## BEGIN

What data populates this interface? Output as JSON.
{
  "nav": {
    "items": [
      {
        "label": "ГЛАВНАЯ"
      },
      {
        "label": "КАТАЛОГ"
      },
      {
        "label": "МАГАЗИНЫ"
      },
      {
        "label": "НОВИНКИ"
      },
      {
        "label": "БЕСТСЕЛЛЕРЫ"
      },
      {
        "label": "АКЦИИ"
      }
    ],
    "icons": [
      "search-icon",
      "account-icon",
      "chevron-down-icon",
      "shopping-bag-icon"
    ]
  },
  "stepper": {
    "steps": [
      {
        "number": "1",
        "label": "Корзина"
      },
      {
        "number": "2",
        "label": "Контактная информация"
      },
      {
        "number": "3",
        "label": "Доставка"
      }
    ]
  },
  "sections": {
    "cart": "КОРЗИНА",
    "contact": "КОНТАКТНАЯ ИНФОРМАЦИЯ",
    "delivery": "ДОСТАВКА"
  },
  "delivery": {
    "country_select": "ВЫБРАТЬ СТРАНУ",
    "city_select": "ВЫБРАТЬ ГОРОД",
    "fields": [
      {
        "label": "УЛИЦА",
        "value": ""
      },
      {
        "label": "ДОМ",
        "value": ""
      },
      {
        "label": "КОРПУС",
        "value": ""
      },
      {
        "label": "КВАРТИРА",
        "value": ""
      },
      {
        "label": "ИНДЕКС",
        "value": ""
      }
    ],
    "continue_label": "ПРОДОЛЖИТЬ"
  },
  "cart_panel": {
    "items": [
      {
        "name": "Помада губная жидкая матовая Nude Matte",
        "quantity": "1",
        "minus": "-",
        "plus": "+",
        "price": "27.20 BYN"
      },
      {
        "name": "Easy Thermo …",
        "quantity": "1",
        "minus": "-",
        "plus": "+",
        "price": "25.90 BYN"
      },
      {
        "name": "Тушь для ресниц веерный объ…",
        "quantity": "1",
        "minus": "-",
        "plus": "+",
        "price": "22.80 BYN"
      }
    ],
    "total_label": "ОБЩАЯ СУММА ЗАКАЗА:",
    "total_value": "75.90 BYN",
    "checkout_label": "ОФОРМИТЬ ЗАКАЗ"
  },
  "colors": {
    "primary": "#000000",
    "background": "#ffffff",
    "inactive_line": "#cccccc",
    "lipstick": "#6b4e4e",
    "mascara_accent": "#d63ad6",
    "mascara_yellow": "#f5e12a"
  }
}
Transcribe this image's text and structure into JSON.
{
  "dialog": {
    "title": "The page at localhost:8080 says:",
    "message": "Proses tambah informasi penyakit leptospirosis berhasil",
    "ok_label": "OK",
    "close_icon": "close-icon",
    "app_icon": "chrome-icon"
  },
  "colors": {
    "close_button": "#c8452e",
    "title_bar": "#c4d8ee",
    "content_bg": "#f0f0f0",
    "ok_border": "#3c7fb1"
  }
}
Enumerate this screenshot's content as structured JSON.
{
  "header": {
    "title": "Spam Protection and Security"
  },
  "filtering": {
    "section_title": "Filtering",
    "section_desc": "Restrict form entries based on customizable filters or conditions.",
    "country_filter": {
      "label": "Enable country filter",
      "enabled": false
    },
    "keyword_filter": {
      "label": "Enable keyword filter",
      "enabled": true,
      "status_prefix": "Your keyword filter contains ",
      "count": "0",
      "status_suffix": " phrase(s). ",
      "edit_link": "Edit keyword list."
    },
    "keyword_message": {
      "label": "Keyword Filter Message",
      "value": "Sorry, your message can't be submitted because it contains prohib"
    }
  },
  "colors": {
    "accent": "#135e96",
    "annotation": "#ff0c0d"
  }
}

## END

Required task: Give back all the records exactly as they stand.

Exercise output:
What data populates this interface? Output as JSON.
{
  "nav": {
    "items": [
      {
        "label": "ГЛАВНАЯ"
      },
      {
        "label": "КАТАЛОГ"
      },
      {
        "label": "МАГАЗИНЫ"
      },
      {
        "label": "НОВИНКИ"
      },
      {
        "label": "БЕСТСЕЛЛЕРЫ"
      },
      {
        "label": "АКЦИИ"
      }
    ],
    "icons": [
      "search-icon",
      "account-icon",
      "chevron-down-icon",
      "shopping-bag-icon"
    ]
  },
  "stepper": {
    "steps": [
      {
        "number": "1",
        "label": "Корзина"
      },
      {
        "number": "2",
        "label": "Контактная информация"
      },
      {
        "number": "3",
        "label": "Доставка"
      }
    ]
  },
  "sections": {
    "cart": "КОРЗИНА",
    "contact": "КОНТАКТНАЯ ИНФОРМАЦИЯ",
    "delivery": "ДОСТАВКА"
  },
  "delivery": {
    "country_select": "ВЫБРАТЬ СТРАНУ",
    "city_select": "ВЫБРАТЬ ГОРОД",
    "fields": [
      {
        "label": "УЛИЦА",
        "value": ""
      },
      {
        "label": "ДОМ",
        "value": ""
      },
      {
        "label": "КОРПУС",
        "value": ""
      },
      {
        "label": "КВАРТИРА",
        "value": ""
      },
      {
        "label": "ИНДЕКС",
        "value": ""
      }
    ],
    "continue_label": "ПРОДОЛЖИТЬ"
  },
  "cart_panel": {
    "items": [
      {
        "name": "Помада губная жидкая матовая Nude Matte",
        "quantity": "1",
        "minus": "-",
        "plus": "+",
        "price": "27.20 BYN"
      },
      {
        "name": "Easy Thermo …",
        "quantity": "1",
        "minus": "-",
        "plus": "+",
        "price": "25.90 BYN"
      },
      {
        "name": "Тушь для ресниц веерный объ…",
        "quantity": "1",
        "minus": "-",
        "plus": "+",
        "price": "22.80 BYN"
      }
    ],
    "total_label": "ОБЩАЯ СУММА ЗАКАЗА:",
    "total_value": "75.90 BYN",
    "checkout_label": "ОФОРМИТЬ ЗАКАЗ"
  },
  "colors": {
    "primary": "#000000",
    "background": "#ffffff",
    "inactive_line": "#cccccc",
    "lipstick": "#6b4e4e",
    "mascara_accent": "#d63ad6",
    "mascara_yellow": "#f5e12a"
  }
}
Transcribe this image's text and structure into JSON.
{
  "dialog": {
    "title": "The page at localhost:8080 says:",
    "message": "Proses tambah informasi penyakit leptospirosis berhasil",
    "ok_label": "OK",
    "close_icon": "close-icon",
    "app_icon": "chrome-icon"
  },
  "colors": {
    "close_button": "#c8452e",
    "title_bar": "#c4d8ee",
    "content_bg": "#f0f0f0",
    "ok_border": "#3c7fb1"
  }
}
Enumerate this screenshot's content as structured JSON.
{
  "header": {
    "title": "Spam Protection and Security"
  },
  "filtering": {
    "section_title": "Filtering",
    "section_desc": "Restrict form entries based on customizable filters or conditions.",
    "country_filter": {
      "label": "Enable country filter",
      "enabled": false
    },
    "keyword_filter": {
      "label": "Enable keyword filter",
      "enabled": true,
      "status_prefix": "Your keyword filter contains ",
      "count": "0",
      "status_suffix": " phrase(s). ",
      "edit_link": "Edit keyword list."
    },
    "keyword_message": {
      "label": "Keyword Filter Message",
      "value": "Sorry, your message can't be submitted because it contains prohib"
    }
  },
  "colors": {
    "accent": "#135e96",
    "annotation": "#ff0c0d"
  }
}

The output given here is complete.